- **Goal**: Give back the entire listing verbatim.

- **Recorded data**:
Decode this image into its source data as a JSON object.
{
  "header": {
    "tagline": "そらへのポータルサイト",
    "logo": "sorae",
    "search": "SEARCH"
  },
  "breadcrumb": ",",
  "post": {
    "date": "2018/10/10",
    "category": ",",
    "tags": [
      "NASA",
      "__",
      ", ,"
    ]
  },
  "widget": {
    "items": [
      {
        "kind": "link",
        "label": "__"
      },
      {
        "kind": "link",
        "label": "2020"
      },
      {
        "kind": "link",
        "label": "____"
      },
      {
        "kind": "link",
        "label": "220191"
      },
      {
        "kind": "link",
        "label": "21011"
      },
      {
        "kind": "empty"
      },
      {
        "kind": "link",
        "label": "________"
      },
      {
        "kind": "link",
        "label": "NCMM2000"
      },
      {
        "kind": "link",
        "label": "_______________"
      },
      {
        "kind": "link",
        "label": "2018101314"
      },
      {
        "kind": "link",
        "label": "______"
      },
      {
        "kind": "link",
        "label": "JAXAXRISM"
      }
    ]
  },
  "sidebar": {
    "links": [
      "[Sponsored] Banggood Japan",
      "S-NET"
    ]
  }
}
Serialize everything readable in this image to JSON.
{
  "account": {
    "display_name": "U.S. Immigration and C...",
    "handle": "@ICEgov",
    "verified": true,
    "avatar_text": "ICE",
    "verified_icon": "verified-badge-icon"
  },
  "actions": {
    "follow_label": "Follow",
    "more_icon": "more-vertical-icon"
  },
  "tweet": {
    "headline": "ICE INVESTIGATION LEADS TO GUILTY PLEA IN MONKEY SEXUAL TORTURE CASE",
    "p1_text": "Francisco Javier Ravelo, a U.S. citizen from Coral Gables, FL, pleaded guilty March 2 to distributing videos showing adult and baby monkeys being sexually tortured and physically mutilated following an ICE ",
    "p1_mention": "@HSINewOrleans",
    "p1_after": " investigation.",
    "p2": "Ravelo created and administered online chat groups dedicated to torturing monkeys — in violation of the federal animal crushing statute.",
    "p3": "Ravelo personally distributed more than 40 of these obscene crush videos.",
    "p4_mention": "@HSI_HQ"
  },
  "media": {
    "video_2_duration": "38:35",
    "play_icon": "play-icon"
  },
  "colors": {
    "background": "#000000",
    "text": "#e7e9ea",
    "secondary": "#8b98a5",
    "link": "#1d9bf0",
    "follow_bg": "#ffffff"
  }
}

- **Finished exercise**:
Decode this image into its source data as a JSON object.
{
  "header": {
    "tagline": "そらへのポータルサイト",
    "logo": "sorae",
    "search": "SEARCH"
  },
  "breadcrumb": ",",
  "post": {
    "date": "2018/10/10",
    "category": ",",
    "tags": [
      "NASA",
      "__",
      ", ,"
    ]
  },
  "widget": {
    "items": [
      {
        "kind": "link",
        "label": "__"
      },
      {
        "kind": "link",
        "label": "2020"
      },
      {
        "kind": "link",
        "label": "____"
      },
      {
        "kind": "link",
        "label": "220191"
      },
      {
        "kind": "link",
        "label": "21011"
      },
      {
        "kind": "empty"
      },
      {
        "kind": "link",
        "label": "________"
      },
      {
        "kind": "link",
        "label": "NCMM2000"
      },
      {
        "kind": "link",
        "label": "_______________"
      },
      {
        "kind": "link",
        "label": "2018101314"
      },
      {
        "kind": "link",
        "label": "______"
      },
      {
        "kind": "link",
        "label": "JAXAXRISM"
      }
    ]
  },
  "sidebar": {
    "links": [
      "[Sponsored] Banggood Japan",
      "S-NET"
    ]
  }
}
Serialize everything readable in this image to JSON.
{
  "account": {
    "display_name": "U.S. Immigration and C...",
    "handle": "@ICEgov",
    "verified": true,
    "avatar_text": "ICE",
    "verified_icon": "verified-badge-icon"
  },
  "actions": {
    "follow_label": "Follow",
    "more_icon": "more-vertical-icon"
  },
  "tweet": {
    "headline": "ICE INVESTIGATION LEADS TO GUILTY PLEA IN MONKEY SEXUAL TORTURE CASE",
    "p1_text": "Francisco Javier Ravelo, a U.S. citizen from Coral Gables, FL, pleaded guilty March 2 to distributing videos showing adult and baby monkeys being sexually tortured and physically mutilated following an ICE ",
    "p1_mention": "@HSINewOrleans",
    "p1_after": " investigation.",
    "p2": "Ravelo created and administered online chat groups dedicated to torturing monkeys — in violation of the federal animal crushing statute.",
    "p3": "Ravelo personally distributed more than 40 of these obscene crush videos.",
    "p4_mention": "@HSI_HQ"
  },
  "media": {
    "video_2_duration": "38:35",
    "play_icon": "play-icon"
  },
  "colors": {
    "background": "#000000",
    "text": "#e7e9ea",
    "secondary": "#8b98a5",
    "link": "#1d9bf0",
    "follow_bg": "#ffffff"
  }
}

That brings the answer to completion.